[Entries supplied]:
----

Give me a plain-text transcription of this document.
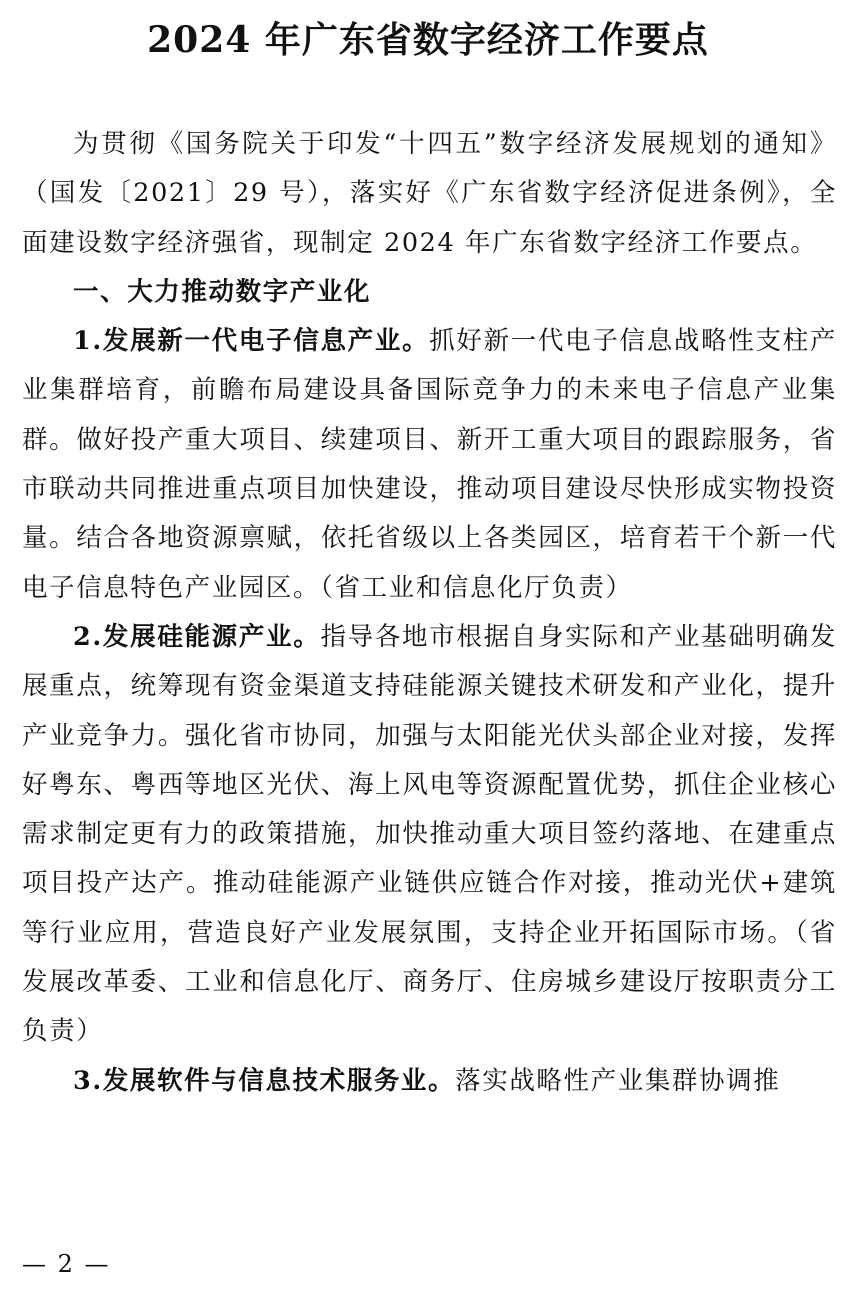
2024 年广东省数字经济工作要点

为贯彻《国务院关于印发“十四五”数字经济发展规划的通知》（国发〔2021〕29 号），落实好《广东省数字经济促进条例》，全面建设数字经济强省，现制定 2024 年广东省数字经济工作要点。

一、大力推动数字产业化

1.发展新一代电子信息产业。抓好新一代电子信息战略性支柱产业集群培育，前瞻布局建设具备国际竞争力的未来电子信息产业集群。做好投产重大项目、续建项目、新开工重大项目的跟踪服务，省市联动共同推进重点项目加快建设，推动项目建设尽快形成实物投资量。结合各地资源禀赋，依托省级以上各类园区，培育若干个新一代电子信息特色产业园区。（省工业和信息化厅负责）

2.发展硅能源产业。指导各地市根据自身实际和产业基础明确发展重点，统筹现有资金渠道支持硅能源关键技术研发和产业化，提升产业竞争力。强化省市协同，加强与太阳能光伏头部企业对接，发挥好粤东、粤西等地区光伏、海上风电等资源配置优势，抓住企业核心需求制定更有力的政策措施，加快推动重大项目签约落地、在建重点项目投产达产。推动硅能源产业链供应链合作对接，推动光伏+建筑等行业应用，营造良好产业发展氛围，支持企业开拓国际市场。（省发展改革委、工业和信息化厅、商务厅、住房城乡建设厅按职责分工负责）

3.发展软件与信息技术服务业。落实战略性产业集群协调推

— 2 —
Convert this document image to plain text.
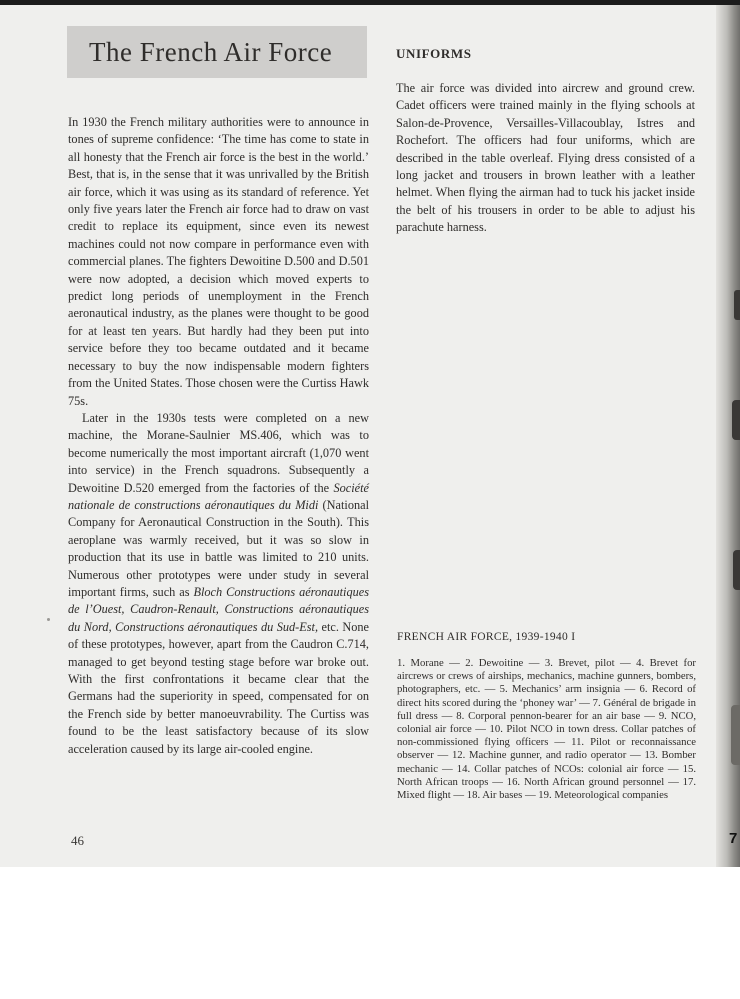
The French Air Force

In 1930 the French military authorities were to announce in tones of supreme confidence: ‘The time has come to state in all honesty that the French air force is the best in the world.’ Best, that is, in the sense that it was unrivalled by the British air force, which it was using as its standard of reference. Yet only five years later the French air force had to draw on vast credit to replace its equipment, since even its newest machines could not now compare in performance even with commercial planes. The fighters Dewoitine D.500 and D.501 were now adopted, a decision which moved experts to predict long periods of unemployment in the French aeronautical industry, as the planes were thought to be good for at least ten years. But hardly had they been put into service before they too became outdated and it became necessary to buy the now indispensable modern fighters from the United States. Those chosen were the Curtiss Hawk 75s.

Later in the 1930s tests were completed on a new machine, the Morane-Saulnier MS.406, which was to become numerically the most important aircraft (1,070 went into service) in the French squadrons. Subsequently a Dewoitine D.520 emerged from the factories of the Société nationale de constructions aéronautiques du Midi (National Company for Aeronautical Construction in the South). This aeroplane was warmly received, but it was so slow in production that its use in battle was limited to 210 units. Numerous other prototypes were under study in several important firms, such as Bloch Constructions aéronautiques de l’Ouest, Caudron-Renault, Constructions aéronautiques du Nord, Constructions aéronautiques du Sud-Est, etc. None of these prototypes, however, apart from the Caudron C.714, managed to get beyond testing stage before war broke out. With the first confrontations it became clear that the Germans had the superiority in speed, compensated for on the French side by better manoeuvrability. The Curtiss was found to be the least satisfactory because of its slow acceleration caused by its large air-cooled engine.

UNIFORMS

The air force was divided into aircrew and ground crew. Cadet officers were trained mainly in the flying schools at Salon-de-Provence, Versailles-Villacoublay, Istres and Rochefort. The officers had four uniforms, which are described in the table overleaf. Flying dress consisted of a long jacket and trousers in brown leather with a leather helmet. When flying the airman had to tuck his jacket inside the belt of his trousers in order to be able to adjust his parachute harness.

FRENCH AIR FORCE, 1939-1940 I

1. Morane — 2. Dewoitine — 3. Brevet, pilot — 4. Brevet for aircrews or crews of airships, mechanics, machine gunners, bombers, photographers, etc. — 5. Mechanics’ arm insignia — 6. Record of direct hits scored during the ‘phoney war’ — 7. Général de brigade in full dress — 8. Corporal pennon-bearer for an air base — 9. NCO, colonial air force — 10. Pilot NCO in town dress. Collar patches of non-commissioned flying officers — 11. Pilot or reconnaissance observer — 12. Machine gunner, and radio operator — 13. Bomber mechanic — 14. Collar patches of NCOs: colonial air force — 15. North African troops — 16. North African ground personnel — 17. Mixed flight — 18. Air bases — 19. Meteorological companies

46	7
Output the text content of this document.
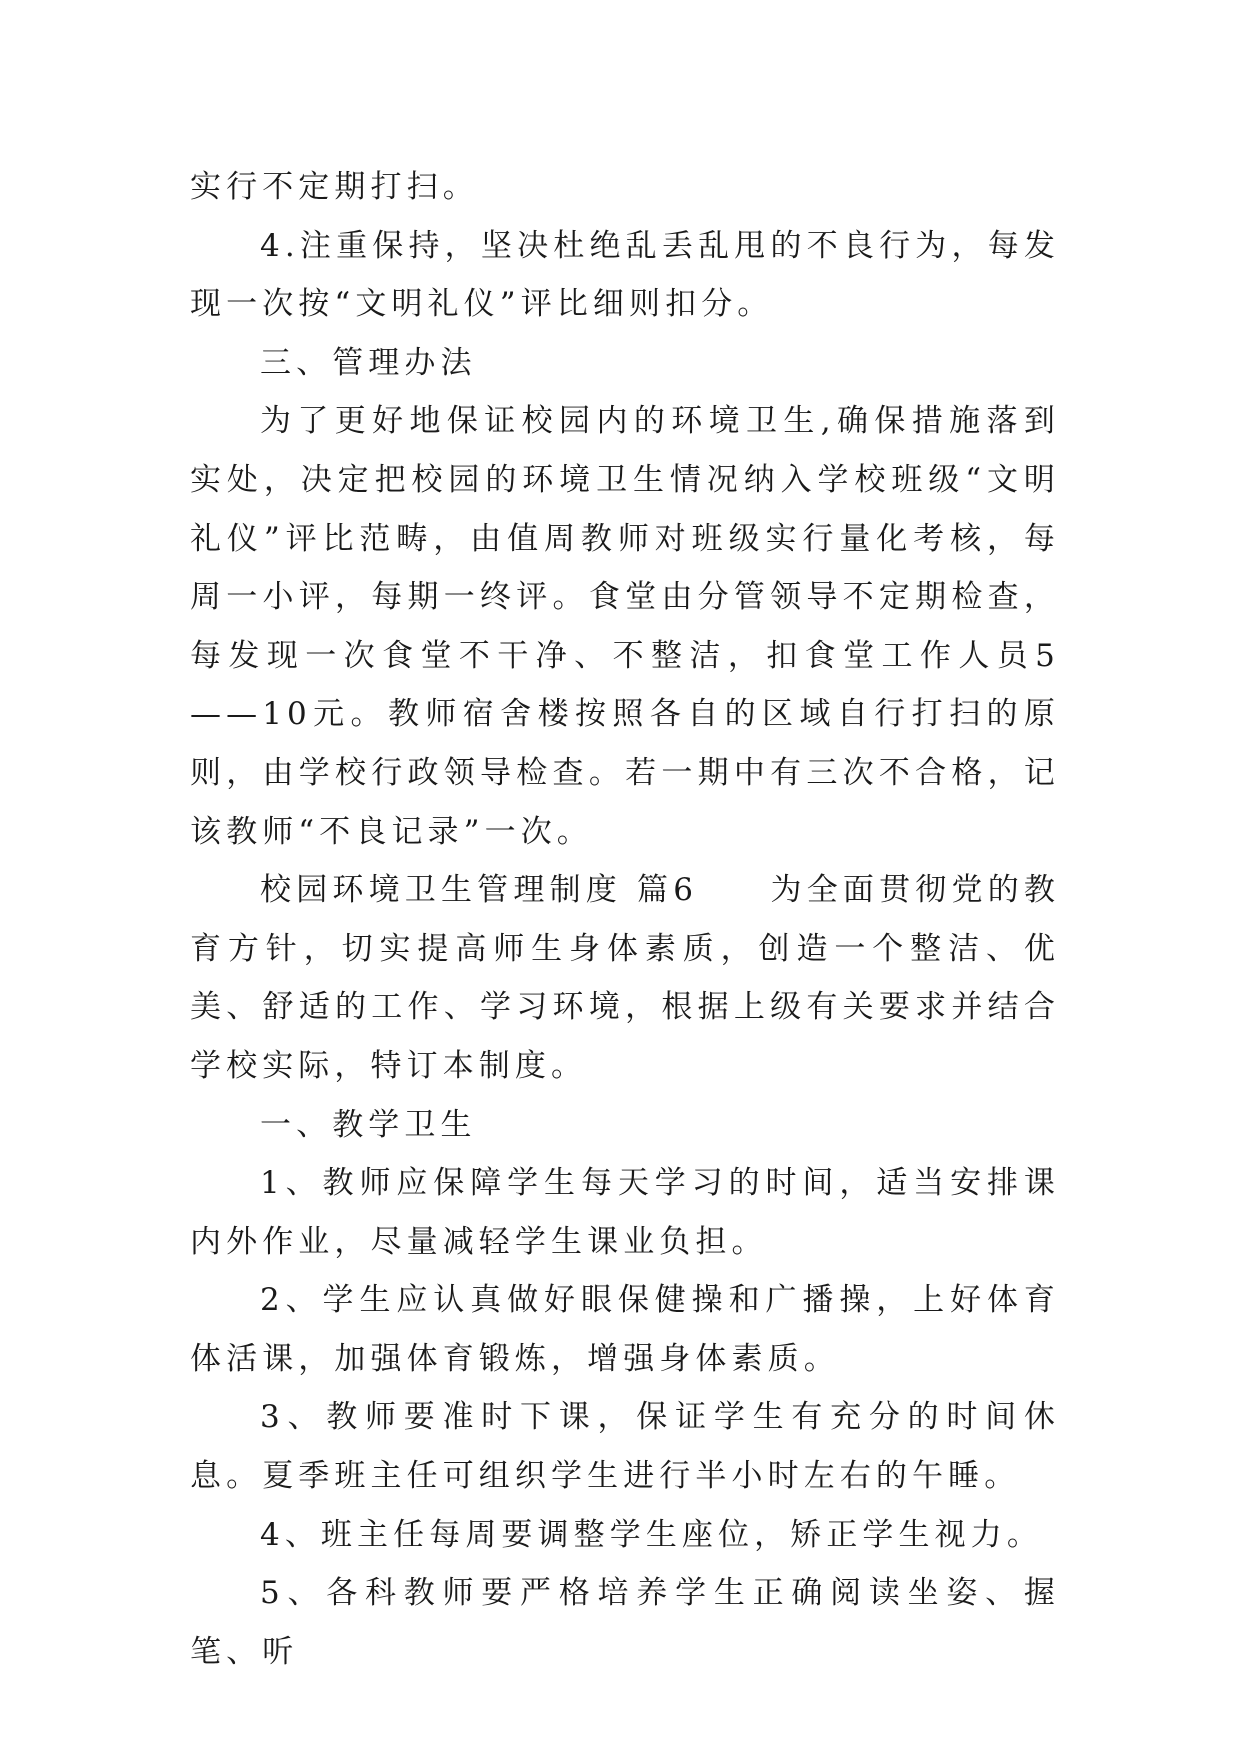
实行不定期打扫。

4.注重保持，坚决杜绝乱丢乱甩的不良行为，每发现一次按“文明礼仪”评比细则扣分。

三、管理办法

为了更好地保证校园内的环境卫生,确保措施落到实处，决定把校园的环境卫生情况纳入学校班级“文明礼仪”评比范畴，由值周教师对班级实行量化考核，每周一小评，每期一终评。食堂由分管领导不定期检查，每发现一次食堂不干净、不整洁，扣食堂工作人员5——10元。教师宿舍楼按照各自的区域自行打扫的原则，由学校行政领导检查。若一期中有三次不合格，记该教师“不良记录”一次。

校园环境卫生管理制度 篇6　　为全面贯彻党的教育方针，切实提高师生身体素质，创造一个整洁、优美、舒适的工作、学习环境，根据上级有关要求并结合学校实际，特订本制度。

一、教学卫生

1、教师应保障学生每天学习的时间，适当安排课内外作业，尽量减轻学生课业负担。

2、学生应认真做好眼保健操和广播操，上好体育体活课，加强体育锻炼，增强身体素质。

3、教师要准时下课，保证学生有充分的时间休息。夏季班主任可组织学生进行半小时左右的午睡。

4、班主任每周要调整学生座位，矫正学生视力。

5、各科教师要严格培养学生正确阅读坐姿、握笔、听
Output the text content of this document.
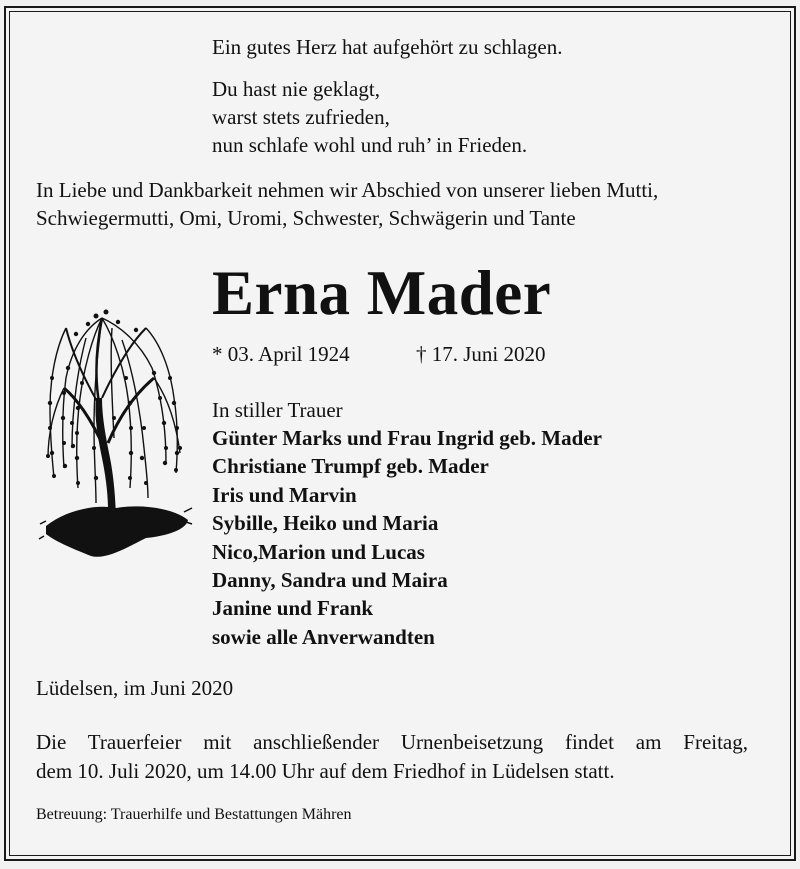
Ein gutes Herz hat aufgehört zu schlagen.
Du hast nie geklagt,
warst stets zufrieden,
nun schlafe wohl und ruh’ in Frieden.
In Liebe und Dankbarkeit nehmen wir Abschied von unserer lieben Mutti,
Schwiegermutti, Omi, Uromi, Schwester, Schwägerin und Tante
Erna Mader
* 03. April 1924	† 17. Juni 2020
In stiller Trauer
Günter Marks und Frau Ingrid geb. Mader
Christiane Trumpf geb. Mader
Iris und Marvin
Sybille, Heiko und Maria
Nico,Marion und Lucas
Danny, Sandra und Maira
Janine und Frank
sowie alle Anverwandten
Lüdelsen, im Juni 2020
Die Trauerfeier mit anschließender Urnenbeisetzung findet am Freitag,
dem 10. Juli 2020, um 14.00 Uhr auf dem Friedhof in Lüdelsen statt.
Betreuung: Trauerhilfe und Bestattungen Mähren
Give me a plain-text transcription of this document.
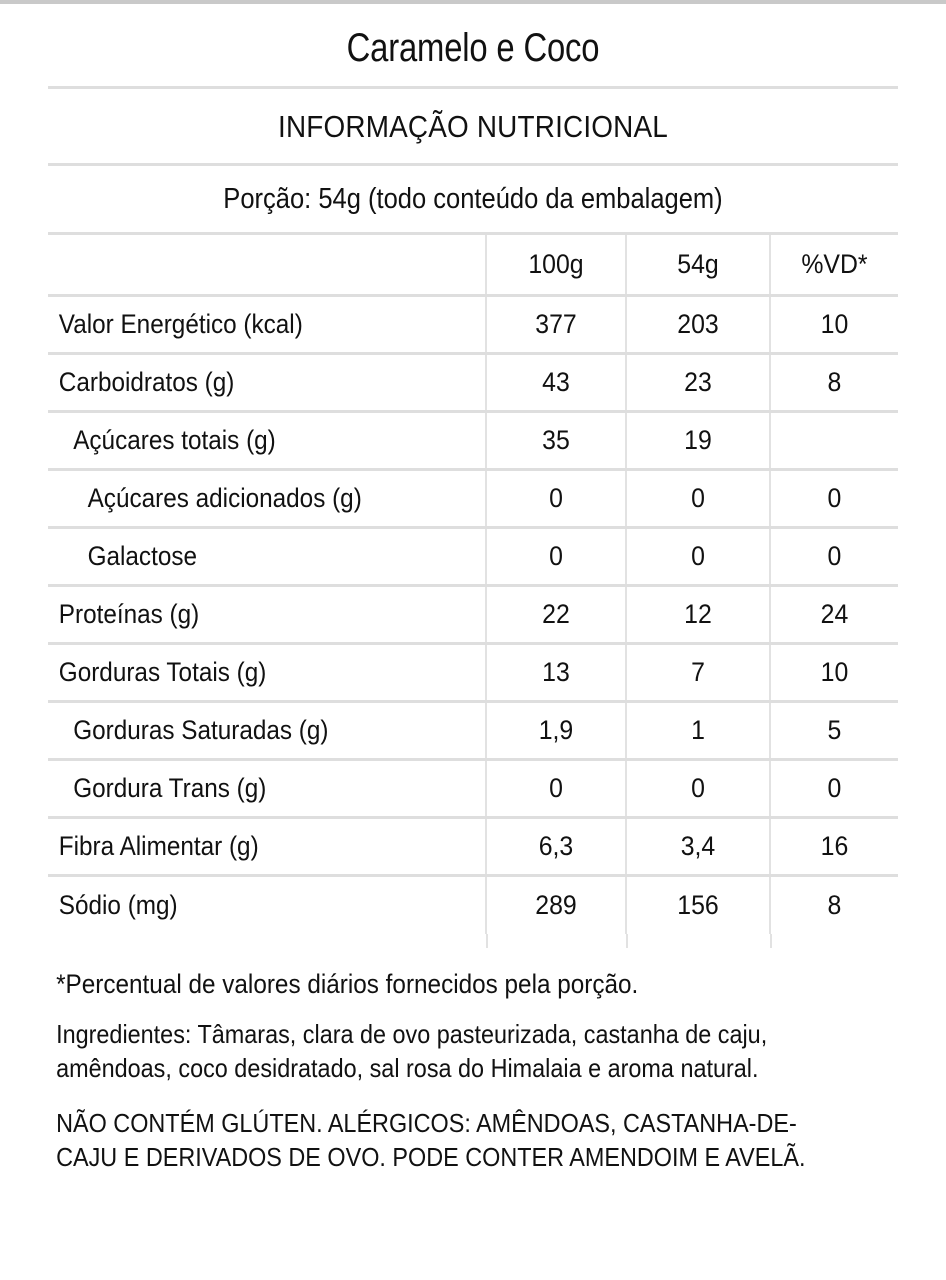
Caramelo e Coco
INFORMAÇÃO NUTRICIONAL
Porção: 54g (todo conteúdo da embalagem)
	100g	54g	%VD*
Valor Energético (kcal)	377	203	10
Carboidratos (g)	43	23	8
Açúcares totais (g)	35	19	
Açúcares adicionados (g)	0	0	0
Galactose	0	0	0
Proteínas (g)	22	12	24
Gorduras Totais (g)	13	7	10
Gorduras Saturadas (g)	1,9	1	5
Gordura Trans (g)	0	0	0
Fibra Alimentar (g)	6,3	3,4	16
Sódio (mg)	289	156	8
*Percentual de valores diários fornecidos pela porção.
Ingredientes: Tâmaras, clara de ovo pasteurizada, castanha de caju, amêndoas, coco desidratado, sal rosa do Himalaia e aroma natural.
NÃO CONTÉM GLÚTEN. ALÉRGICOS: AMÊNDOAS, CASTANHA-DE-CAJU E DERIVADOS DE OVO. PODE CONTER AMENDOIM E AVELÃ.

----

[Description of the task]:
In the listing above, count each line that holds the string "文明礼仪". Give the number only.

[Response below]:
2